**Aim of the task:** From the records below, pull each line that has "Hytönen".
** BEGIN Input **
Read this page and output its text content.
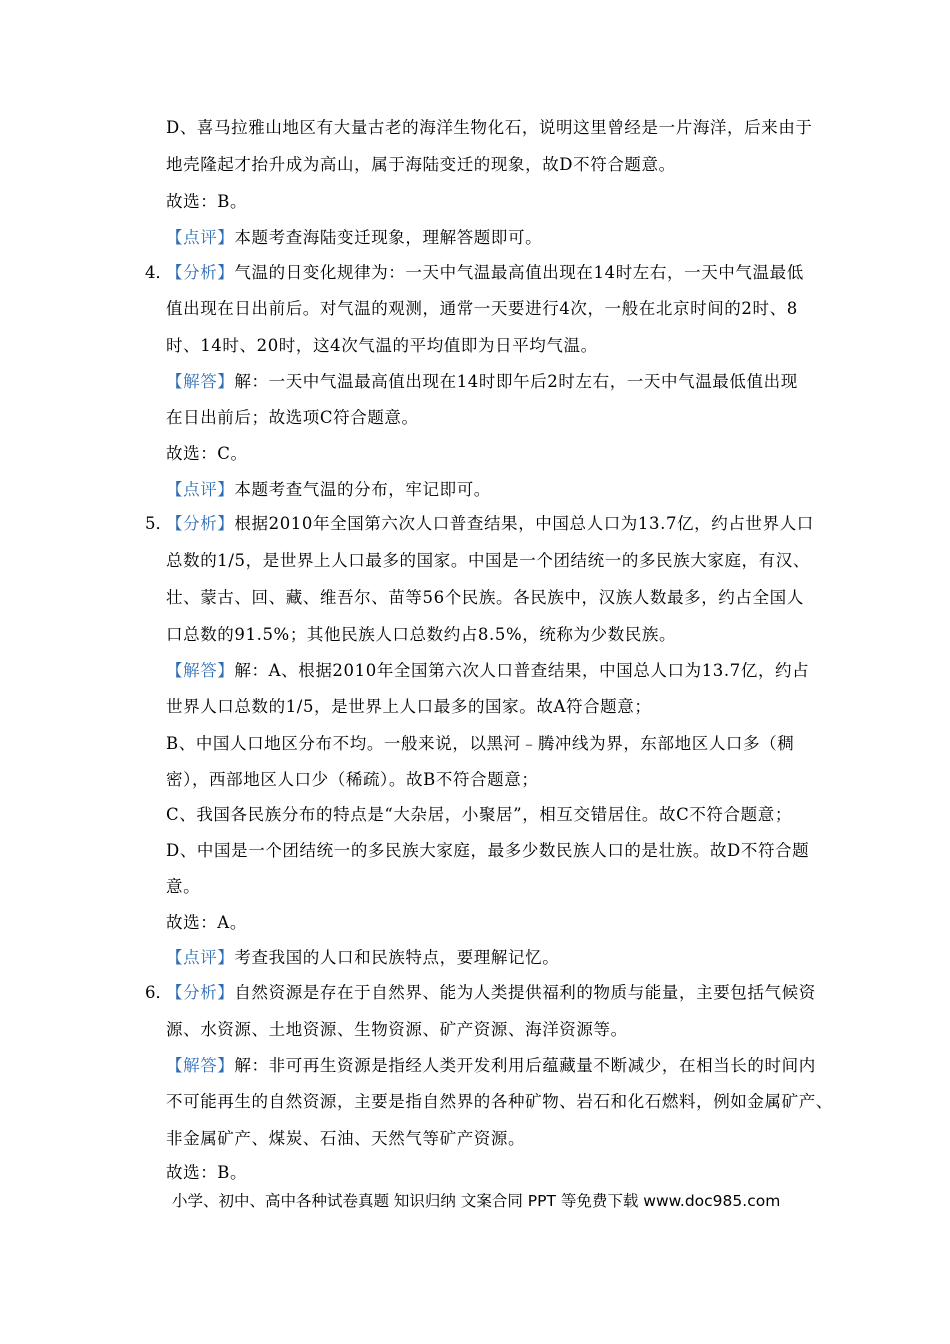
D、喜马拉雅山地区有大量古老的海洋生物化石，说明这里曾经是一片海洋，后来由于
地壳隆起才抬升成为高山，属于海陆变迁的现象，故D不符合题意。
故选：B。
【点评】本题考查海陆变迁现象，理解答题即可。
4．
【分析】气温的日变化规律为：一天中气温最高值出现在14时左右，一天中气温最低
值出现在日出前后。对气温的观测，通常一天要进行4次，一般在北京时间的2时、8
时、14时、20时，这4次气温的平均值即为日平均气温。
【解答】解：一天中气温最高值出现在14时即午后2时左右，一天中气温最低值出现
在日出前后；故选项C符合题意。
故选：C。
【点评】本题考查气温的分布，牢记即可。
5．
【分析】根据2010年全国第六次人口普查结果，中国总人口为13.7亿，约占世界人口
总数的1/5，是世界上人口最多的国家。中国是一个团结统一的多民族大家庭，有汉、
壮、蒙古、回、藏、维吾尔、苗等56个民族。各民族中，汉族人数最多，约占全国人
口总数的91.5%；其他民族人口总数约占8.5%，统称为少数民族。
【解答】解：A、根据2010年全国第六次人口普查结果，中国总人口为13.7亿，约占
世界人口总数的1/5，是世界上人口最多的国家。故A符合题意；
B、中国人口地区分布不均。一般来说，以黑河﹣腾冲线为界，东部地区人口多（稠
密），西部地区人口少（稀疏）。故B不符合题意；
C、我国各民族分布的特点是“大杂居，小聚居”，相互交错居住。故C不符合题意；
D、中国是一个团结统一的多民族大家庭，最多少数民族人口的是壮族。故D不符合题
意。
故选：A。
【点评】考查我国的人口和民族特点，要理解记忆。
6．
【分析】自然资源是存在于自然界、能为人类提供福利的物质与能量，主要包括气候资
源、水资源、土地资源、生物资源、矿产资源、海洋资源等。
【解答】解：非可再生资源是指经人类开发利用后蕴藏量不断减少，在相当长的时间内
不可能再生的自然资源，主要是指自然界的各种矿物、岩石和化石燃料，例如金属矿产、
非金属矿产、煤炭、石油、天然气等矿产资源。
故选：B。
小学、初中、高中各种试卷真题 知识归纳 文案合同 PPT 等免费下载 www.doc985.com
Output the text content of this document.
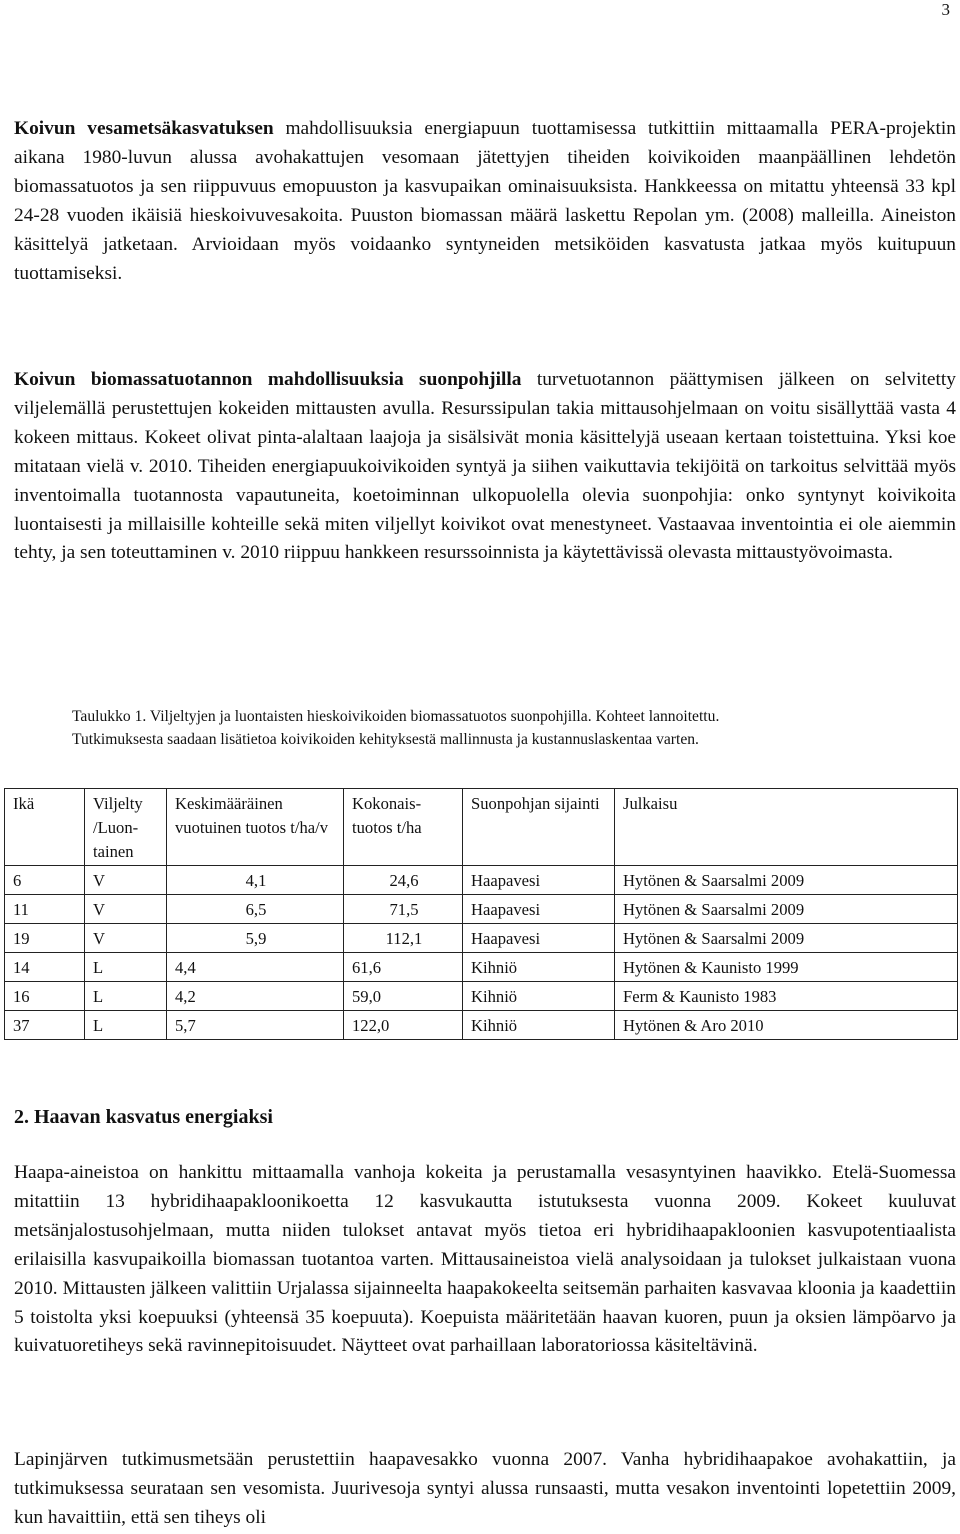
3

Koivun vesametsäkasvatuksen mahdollisuuksia energiapuun tuottamisessa tutkittiin mittaamalla PERA-projektin aikana 1980-luvun alussa avohakattujen vesomaan jätettyjen tiheiden koivikoiden maanpäällinen lehdetön biomassatuotos ja sen riippuvuus emopuuston ja kasvupaikan ominaisuuksista. Hankkeessa on mitattu yhteensä 33 kpl 24-28 vuoden ikäisiä hieskoivuvesakoita. Puuston biomassan määrä laskettu Repolan ym. (2008) malleilla. Aineiston käsittelyä jatketaan. Arvioidaan myös voidaanko syntyneiden metsiköiden kasvatusta jatkaa myös kuitupuun tuottamiseksi.

Koivun biomassatuotannon mahdollisuuksia suonpohjilla turvetuotannon päättymisen jälkeen on selvitetty viljelemällä perustettujen kokeiden mittausten avulla. Resurssipulan takia mittausohjelmaan on voitu sisällyttää vasta 4 kokeen mittaus. Kokeet olivat pinta-alaltaan laajoja ja sisälsivät monia käsittelyjä useaan kertaan toistettuina. Yksi koe mitataan vielä v. 2010. Tiheiden energiapuukoivikoiden syntyä ja siihen vaikuttavia tekijöitä on tarkoitus selvittää myös inventoimalla tuotannosta vapautuneita, koetoiminnan ulkopuolella olevia suonpohjia: onko syntynyt koivikoita luontaisesti ja millaisille kohteille sekä miten viljellyt koivikot ovat menestyneet. Vastaavaa inventointia ei ole aiemmin tehty, ja sen toteuttaminen v. 2010 riippuu hankkeen resurssoinnista ja käytettävissä olevasta mittaustyövoimasta.

Taulukko 1. Viljeltyjen ja luontaisten hieskoivikoiden biomassatuotos suonpohjilla. Kohteet lannoitettu.
Tutkimuksesta saadaan lisätietoa koivikoiden kehityksestä mallinnusta ja kustannuslaskentaa varten.
Ikä	Viljelty /Luon-tainen	Keskimääräinen vuotuinen tuotos t/ha/v	Kokonais-tuotos t/ha	Suonpohjan sijainti	Julkaisu
6	V	4,1	24,6	Haapavesi	Hytönen & Saarsalmi 2009
11	V	6,5	71,5	Haapavesi	Hytönen & Saarsalmi 2009
19	V	5,9	112,1	Haapavesi	Hytönen & Saarsalmi 2009
14	L	4,4	61,6	Kihniö	Hytönen & Kaunisto 1999
16	L	4,2	59,0	Kihniö	Ferm & Kaunisto 1983
37	L	5,7	122,0	Kihniö	Hytönen & Aro 2010
2. Haavan kasvatus energiaksi

Haapa-aineistoa on hankittu mittaamalla vanhoja kokeita ja perustamalla vesasyntyinen haavikko. Etelä-Suomessa mitattiin 13 hybridihaapakloonikoetta 12 kasvukautta istutuksesta vuonna 2009. Kokeet kuuluvat metsänjalostusohjelmaan, mutta niiden tulokset antavat myös tietoa eri hybridihaapakloonien kasvupotentiaalista erilaisilla kasvupaikoilla biomassan tuotantoa varten. Mittausaineistoa vielä analysoidaan ja tulokset julkaistaan vuona 2010. Mittausten jälkeen valittiin Urjalassa sijainneelta haapakokeelta seitsemän parhaiten kasvavaa kloonia ja kaadettiin 5 toistolta yksi koepuuksi (yhteensä 35 koepuuta). Koepuista määritetään haavan kuoren, puun ja oksien lämpöarvo ja kuivatuoretiheys sekä ravinnepitoisuudet. Näytteet ovat parhaillaan laboratoriossa käsiteltävinä.

Lapinjärven tutkimusmetsään perustettiin haapavesakko vuonna 2007. Vanha hybridihaapakoe avohakattiin, ja tutkimuksessa seurataan sen vesomista. Juurivesoja syntyi alussa runsaasti, mutta vesakon inventointi lopetettiin 2009, kun havaittiin, että sen tiheys oli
** END Input **
**Right answer:**
6	V	4,1	24,6	Haapavesi	Hytönen & Saarsalmi 2009
11	V	6,5	71,5	Haapavesi	Hytönen & Saarsalmi 2009
19	V	5,9	112,1	Haapavesi	Hytönen & Saarsalmi 2009
14	L	4,4	61,6	Kihniö	Hytönen & Kaunisto 1999
37	L	5,7	122,0	Kihniö	Hytönen & Aro 2010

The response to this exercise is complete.